▶ [Information provided]:
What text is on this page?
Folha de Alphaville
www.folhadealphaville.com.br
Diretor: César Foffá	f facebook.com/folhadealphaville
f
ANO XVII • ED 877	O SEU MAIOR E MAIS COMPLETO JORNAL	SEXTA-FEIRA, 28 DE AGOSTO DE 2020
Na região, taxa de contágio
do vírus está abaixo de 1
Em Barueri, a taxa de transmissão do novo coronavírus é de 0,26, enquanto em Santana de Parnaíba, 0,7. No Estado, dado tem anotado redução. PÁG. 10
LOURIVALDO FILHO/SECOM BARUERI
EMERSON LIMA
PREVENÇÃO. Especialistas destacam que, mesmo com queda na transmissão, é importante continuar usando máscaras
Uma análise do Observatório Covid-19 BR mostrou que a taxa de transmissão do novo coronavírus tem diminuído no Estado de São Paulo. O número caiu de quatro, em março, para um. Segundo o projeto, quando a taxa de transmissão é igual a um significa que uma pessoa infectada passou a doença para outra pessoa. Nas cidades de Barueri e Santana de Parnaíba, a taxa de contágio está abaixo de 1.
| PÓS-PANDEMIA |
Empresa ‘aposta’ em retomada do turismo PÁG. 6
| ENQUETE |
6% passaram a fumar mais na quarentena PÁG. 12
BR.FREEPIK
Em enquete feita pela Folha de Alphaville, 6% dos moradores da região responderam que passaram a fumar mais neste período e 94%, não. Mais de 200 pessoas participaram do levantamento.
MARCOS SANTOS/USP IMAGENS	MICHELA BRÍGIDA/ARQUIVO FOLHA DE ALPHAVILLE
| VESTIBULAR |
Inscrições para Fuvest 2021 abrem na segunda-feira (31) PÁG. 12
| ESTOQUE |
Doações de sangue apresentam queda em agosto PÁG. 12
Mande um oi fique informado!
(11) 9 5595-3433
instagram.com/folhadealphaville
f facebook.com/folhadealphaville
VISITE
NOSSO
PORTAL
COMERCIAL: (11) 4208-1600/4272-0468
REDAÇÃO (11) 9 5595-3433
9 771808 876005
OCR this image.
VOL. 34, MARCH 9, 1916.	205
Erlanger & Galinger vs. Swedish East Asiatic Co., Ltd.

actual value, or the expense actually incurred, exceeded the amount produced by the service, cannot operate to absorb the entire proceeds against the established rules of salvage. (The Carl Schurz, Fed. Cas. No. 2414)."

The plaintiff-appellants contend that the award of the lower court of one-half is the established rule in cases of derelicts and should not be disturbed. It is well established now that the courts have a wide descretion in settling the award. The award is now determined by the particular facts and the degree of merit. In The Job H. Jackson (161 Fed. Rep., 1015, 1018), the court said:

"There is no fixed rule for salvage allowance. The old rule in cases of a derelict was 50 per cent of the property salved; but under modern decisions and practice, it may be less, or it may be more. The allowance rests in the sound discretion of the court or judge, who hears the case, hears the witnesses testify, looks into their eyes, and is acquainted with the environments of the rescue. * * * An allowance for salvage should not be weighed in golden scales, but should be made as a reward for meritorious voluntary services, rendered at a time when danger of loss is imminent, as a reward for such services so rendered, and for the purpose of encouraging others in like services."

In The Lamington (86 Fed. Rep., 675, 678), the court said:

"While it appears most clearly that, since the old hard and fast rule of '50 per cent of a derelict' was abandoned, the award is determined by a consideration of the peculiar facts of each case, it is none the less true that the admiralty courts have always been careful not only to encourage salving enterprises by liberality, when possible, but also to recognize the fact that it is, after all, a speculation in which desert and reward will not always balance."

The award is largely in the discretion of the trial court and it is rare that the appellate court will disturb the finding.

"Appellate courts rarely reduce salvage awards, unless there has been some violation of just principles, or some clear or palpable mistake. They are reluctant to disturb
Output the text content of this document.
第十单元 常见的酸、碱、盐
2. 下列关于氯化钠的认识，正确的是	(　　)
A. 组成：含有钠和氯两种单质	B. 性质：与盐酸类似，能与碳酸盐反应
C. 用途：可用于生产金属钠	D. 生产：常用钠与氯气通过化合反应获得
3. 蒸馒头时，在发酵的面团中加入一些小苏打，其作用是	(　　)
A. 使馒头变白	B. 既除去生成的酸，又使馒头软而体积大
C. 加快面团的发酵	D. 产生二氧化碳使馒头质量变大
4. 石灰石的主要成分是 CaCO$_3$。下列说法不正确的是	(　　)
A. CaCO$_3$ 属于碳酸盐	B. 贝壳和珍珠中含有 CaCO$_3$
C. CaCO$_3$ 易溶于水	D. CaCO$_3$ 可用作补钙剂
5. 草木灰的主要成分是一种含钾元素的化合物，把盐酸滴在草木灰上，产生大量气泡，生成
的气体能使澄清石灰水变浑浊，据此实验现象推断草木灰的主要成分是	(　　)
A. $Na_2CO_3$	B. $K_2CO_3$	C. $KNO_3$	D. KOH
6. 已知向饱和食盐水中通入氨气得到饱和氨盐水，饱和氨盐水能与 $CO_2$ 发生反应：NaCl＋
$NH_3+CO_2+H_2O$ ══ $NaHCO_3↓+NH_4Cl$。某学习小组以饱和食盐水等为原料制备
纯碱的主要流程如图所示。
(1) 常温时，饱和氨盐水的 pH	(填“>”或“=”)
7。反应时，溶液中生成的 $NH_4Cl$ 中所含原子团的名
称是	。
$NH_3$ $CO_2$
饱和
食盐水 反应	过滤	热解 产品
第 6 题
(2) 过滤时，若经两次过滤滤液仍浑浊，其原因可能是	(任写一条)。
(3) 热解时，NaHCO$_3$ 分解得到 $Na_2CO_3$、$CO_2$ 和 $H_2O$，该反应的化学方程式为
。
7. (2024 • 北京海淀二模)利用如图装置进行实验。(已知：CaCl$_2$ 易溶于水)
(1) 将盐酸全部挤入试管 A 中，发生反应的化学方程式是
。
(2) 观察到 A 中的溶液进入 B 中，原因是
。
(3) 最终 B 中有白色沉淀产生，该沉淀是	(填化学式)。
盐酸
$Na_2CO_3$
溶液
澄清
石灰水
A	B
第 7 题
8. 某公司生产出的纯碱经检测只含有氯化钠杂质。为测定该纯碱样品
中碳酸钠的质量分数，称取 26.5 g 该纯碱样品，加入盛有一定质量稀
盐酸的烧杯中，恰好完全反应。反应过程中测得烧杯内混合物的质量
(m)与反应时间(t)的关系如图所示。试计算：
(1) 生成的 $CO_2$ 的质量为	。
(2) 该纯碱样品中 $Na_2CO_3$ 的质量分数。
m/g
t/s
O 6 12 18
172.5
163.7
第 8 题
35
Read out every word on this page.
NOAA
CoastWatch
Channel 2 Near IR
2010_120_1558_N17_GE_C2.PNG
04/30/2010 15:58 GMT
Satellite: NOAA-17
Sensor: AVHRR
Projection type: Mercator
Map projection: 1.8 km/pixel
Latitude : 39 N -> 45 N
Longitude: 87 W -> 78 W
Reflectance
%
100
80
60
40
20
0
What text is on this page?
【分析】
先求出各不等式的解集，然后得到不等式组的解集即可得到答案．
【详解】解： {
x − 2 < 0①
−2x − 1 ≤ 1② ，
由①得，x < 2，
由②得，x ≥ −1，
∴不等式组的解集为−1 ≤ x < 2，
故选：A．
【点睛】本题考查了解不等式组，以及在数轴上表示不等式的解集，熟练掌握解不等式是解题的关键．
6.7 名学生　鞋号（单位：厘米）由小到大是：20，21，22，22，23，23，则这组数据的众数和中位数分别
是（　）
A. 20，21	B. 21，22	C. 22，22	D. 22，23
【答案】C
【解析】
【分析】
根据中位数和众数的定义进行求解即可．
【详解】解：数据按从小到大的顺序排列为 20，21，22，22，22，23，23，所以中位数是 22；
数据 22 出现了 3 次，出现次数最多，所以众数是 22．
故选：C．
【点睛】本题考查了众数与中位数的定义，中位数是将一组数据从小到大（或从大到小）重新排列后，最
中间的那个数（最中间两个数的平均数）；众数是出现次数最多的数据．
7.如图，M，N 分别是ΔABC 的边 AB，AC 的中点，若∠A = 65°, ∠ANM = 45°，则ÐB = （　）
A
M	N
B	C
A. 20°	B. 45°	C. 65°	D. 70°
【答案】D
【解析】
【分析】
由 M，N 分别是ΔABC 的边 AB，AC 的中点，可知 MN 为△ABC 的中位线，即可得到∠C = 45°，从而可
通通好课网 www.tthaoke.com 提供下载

▶ [Task details]: Scan the entries above and work out how many lines include the word "have"; the reply is that number alone.

▶ [Exercise result]: 2